▸ TASK TO CARRY OUT
Without the pictures, copy all the entries below exactly.

[Entries taken from a collection]
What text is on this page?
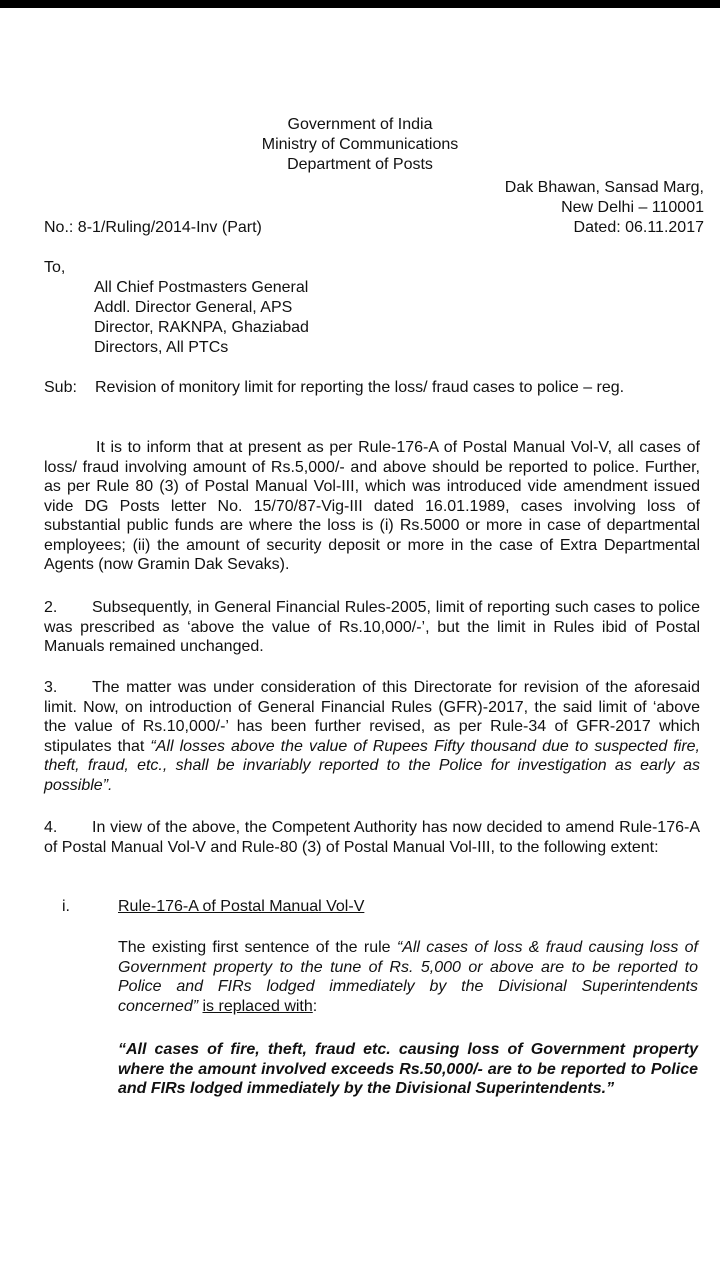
Government of India
Ministry of Communications
Department of Posts
Dak Bhawan, Sansad Marg,
New Delhi – 110001
Dated: 06.11.2017
No.: 8-1/Ruling/2014-Inv (Part)
To,
All Chief Postmasters General
Addl. Director General, APS
Director, RAKNPA, Ghaziabad
Directors, All PTCs
Sub: Revision of monitory limit for reporting the loss/ fraud cases to police – reg.
It is to inform that at present as per Rule-176-A of Postal Manual Vol-V, all cases of loss/ fraud involving amount of Rs.5,000/- and above should be reported to police. Further, as per Rule 80 (3) of Postal Manual Vol-III, which was introduced vide amendment issued vide DG Posts letter No. 15/70/87-Vig-III dated 16.01.1989, cases involving loss of substantial public funds are where the loss is (i) Rs.5000 or more in case of departmental employees; (ii) the amount of security deposit or more in the case of Extra Departmental Agents (now Gramin Dak Sevaks).
2. Subsequently, in General Financial Rules-2005, limit of reporting such cases to police was prescribed as ‘above the value of Rs.10,000/-’, but the limit in Rules ibid of Postal Manuals remained unchanged.
3. The matter was under consideration of this Directorate for revision of the aforesaid limit. Now, on introduction of General Financial Rules (GFR)-2017, the said limit of ‘above the value of Rs.10,000/-’ has been further revised, as per Rule-34 of GFR-2017 which stipulates that “All losses above the value of Rupees Fifty thousand due to suspected fire, theft, fraud, etc., shall be invariably reported to the Police for investigation as early as possible”.
4. In view of the above, the Competent Authority has now decided to amend Rule-176-A of Postal Manual Vol-V and Rule-80 (3) of Postal Manual Vol-III, to the following extent:
i.	Rule-176-A of Postal Manual Vol-V
The existing first sentence of the rule “All cases of loss & fraud causing loss of Government property to the tune of Rs. 5,000 or above are to be reported to Police and FIRs lodged immediately by the Divisional Superintendents concerned” is replaced with:
“All cases of fire, theft, fraud etc. causing loss of Government property where the amount involved exceeds Rs.50,000/- are to be reported to Police and FIRs lodged immediately by the Divisional Superintendents.”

▸ CORRECT OUTPUT
What text is on this page?
Government of India
Ministry of Communications
Department of Posts
Dak Bhawan, Sansad Marg,
New Delhi – 110001
Dated: 06.11.2017
No.: 8-1/Ruling/2014-Inv (Part)
To,
All Chief Postmasters General
Addl. Director General, APS
Director, RAKNPA, Ghaziabad
Directors, All PTCs
Sub: Revision of monitory limit for reporting the loss/ fraud cases to police – reg.
It is to inform that at present as per Rule-176-A of Postal Manual Vol-V, all cases of loss/ fraud involving amount of Rs.5,000/- and above should be reported to police. Further, as per Rule 80 (3) of Postal Manual Vol-III, which was introduced vide amendment issued vide DG Posts letter No. 15/70/87-Vig-III dated 16.01.1989, cases involving loss of substantial public funds are where the loss is (i) Rs.5000 or more in case of departmental employees; (ii) the amount of security deposit or more in the case of Extra Departmental Agents (now Gramin Dak Sevaks).
2. Subsequently, in General Financial Rules-2005, limit of reporting such cases to police was prescribed as ‘above the value of Rs.10,000/-’, but the limit in Rules ibid of Postal Manuals remained unchanged.
3. The matter was under consideration of this Directorate for revision of the aforesaid limit. Now, on introduction of General Financial Rules (GFR)-2017, the said limit of ‘above the value of Rs.10,000/-’ has been further revised, as per Rule-34 of GFR-2017 which stipulates that “All losses above the value of Rupees Fifty thousand due to suspected fire, theft, fraud, etc., shall be invariably reported to the Police for investigation as early as possible”.
4. In view of the above, the Competent Authority has now decided to amend Rule-176-A of Postal Manual Vol-V and Rule-80 (3) of Postal Manual Vol-III, to the following extent:
i.	Rule-176-A of Postal Manual Vol-V
The existing first sentence of the rule “All cases of loss & fraud causing loss of Government property to the tune of Rs. 5,000 or above are to be reported to Police and FIRs lodged immediately by the Divisional Superintendents concerned” is replaced with:
“All cases of fire, theft, fraud etc. causing loss of Government property where the amount involved exceeds Rs.50,000/- are to be reported to Police and FIRs lodged immediately by the Divisional Superintendents.”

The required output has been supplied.